--- START OF DATA ENTRIES ---

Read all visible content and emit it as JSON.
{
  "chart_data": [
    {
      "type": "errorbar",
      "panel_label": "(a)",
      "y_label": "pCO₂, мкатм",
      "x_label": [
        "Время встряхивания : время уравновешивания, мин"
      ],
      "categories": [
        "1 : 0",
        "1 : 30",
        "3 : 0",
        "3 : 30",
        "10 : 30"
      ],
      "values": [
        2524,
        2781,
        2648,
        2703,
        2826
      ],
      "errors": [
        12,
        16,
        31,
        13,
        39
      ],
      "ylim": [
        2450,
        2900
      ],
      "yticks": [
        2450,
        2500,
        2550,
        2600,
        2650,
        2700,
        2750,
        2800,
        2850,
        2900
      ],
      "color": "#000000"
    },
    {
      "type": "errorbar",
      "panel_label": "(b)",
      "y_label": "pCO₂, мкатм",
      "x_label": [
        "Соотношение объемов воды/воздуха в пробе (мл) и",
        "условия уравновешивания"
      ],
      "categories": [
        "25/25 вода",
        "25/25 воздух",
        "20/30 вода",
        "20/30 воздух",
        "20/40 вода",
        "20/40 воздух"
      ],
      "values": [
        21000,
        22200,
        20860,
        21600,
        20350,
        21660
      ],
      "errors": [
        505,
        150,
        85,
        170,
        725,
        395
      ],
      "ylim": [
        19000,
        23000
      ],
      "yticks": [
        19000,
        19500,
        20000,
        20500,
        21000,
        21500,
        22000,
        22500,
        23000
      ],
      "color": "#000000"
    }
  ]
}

--- END OF DATA ENTRIES ---

▶ **STATED PROBLEM**
Reproduce the material precisely, including every line.

▶ **THE COMPLETED TASK**
Read all visible content and emit it as JSON.
{
  "chart_data": [
    {
      "type": "errorbar",
      "panel_label": "(a)",
      "y_label": "pCO₂, мкатм",
      "x_label": [
        "Время встряхивания : время уравновешивания, мин"
      ],
      "categories": [
        "1 : 0",
        "1 : 30",
        "3 : 0",
        "3 : 30",
        "10 : 30"
      ],
      "values": [
        2524,
        2781,
        2648,
        2703,
        2826
      ],
      "errors": [
        12,
        16,
        31,
        13,
        39
      ],
      "ylim": [
        2450,
        2900
      ],
      "yticks": [
        2450,
        2500,
        2550,
        2600,
        2650,
        2700,
        2750,
        2800,
        2850,
        2900
      ],
      "color": "#000000"
    },
    {
      "type": "errorbar",
      "panel_label": "(b)",
      "y_label": "pCO₂, мкатм",
      "x_label": [
        "Соотношение объемов воды/воздуха в пробе (мл) и",
        "условия уравновешивания"
      ],
      "categories": [
        "25/25 вода",
        "25/25 воздух",
        "20/30 вода",
        "20/30 воздух",
        "20/40 вода",
        "20/40 воздух"
      ],
      "values": [
        21000,
        22200,
        20860,
        21600,
        20350,
        21660
      ],
      "errors": [
        505,
        150,
        85,
        170,
        725,
        395
      ],
      "ylim": [
        19000,
        23000
      ],
      "yticks": [
        19000,
        19500,
        20000,
        20500,
        21000,
        21500,
        22000,
        22500,
        23000
      ],
      "color": "#000000"
    }
  ]
}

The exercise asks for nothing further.